# [Work to do]
Show every line in the rows below that contains the string "courseware".

* Start *

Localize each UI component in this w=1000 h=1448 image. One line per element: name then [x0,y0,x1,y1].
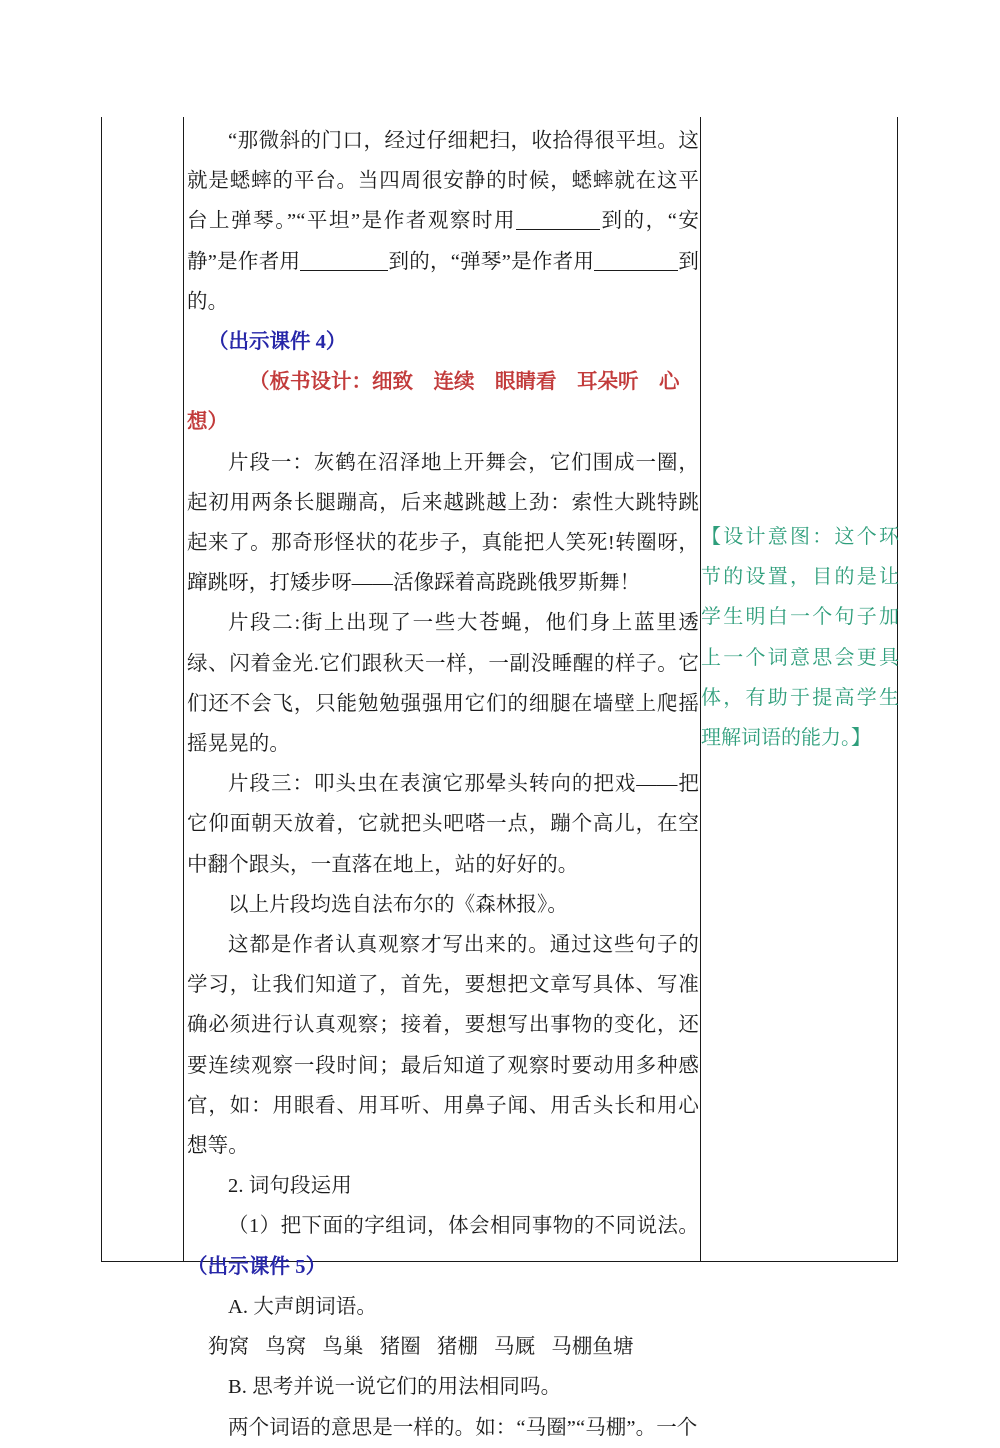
table-column-content [184,117,701,1439]
word-item: 马厩 [494,1336,536,1359]
word-item: 猪圈 [379,1336,421,1359]
item-1-text: （1）把下面的字组词，体会相同事物的不同说法。 [228,1215,699,1238]
fragment-3-paragraph: 片段三：叩头虫在表演它那晕头转向的把戏——把它仰面朝天放着，它就把头吧嗒一点，蹦个高儿，在空中翻个跟头，一直落在地上，站的好好的。 [187,773,699,876]
quote-part4: 到的。 [187,250,699,313]
fragment-2-paragraph: 片段二:街上出现了一些大苍蝇，他们身上蓝里透绿、闪着金光.它们跟秋天一样，一副没睡醒的样子。它们还不会飞，只能勉勉强强用它们的细腿在墙壁上爬摇摇晃晃的。 [187,612,699,756]
lesson-plan-table [101,117,899,1439]
quote-part3: 到的，“弹琴”是作者用 [388,250,595,273]
section-2-title: 2. 词句段运用 [228,1175,352,1198]
table-column-stage [102,117,184,1261]
quote-part1: “那微斜的门口，经过仔细耙扫，收拾得很平坦。这就是蟋蟀的平台。当四周很安静的时候，蟋蟀就在这平台上弹琴。”“平坦”是作者观察时用 [187,130,699,233]
table-column-notes [701,117,897,1261]
courseware-4-label: （出示课件 4） [208,331,347,354]
quote-paragraph [187,121,699,322]
blackboard-design-label: （板书设计：细致 连续 眼睛看 耳朵听 心想） [187,371,680,434]
word-item: 鸟窝 [265,1336,307,1359]
courseware-5-label: （出示课件 5） [187,1255,327,1278]
item-1-paragraph [187,1206,699,1286]
item-B-paragraph: B. 思考并说一说它们的用法相同吗。 [228,1376,562,1399]
fill-blank-1[interactable] [516,229,600,230]
item-A-paragraph: A. 大声朗词语。 [228,1295,377,1318]
word-list-row [187,1327,699,1367]
word-item: 猪棚 [436,1336,479,1359]
design-intent-note: 【设计意图：这个环节的设置，目的是让学生明白一个句子加上一个词意思会更具体，有助于提高学生理解词语的能力。】 [701,526,899,750]
fill-blank-3[interactable] [594,270,678,271]
last-line-paragraph: 两个词语的意思是一样的。如：“马圈”“马棚”。一个 [228,1416,698,1439]
word-item: 鸟巢 [322,1336,364,1359]
summary-paragraph: 这都是作者认真观察才写出来的。通过这些句子的学习，让我们知道了，首先，要想把文章写具体、写准确必须进行认真观察；接着，要想写出事物的变化，还要连续观察一段时间；最后知道了观察时要动用多种感官，如：用眼看、用耳听、用鼻子闻、用舌头长和用心想等。 [187,934,699,1158]
word-item: 狗窝 [208,1336,250,1359]
fill-blank-2[interactable] [300,270,388,271]
word-item: 马棚鱼塘 [551,1336,634,1359]
fragment-1-paragraph: 片段一：灰鹤在沼泽地上开舞会，它们围成一圈，起初用两条长腿蹦高，后来越跳越上劲：索性大跳特跳起来了。那奇形怪状的花步子，真能把人笑死!转圈呀，蹿跳呀，打矮步呀——活像踩着高跷跳俄罗斯舞！ [187,451,699,595]
source-note-paragraph: 以上片段均选自法布尔的《森林报》。 [228,893,568,916]
quote-part2: 到的，“安静”是作者用 [187,210,699,273]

* End *

# [The completed task]
courseware-4-label: （出示课件 4） [208,331,347,354]
courseware-5-label: （出示课件 5） [187,1255,327,1278]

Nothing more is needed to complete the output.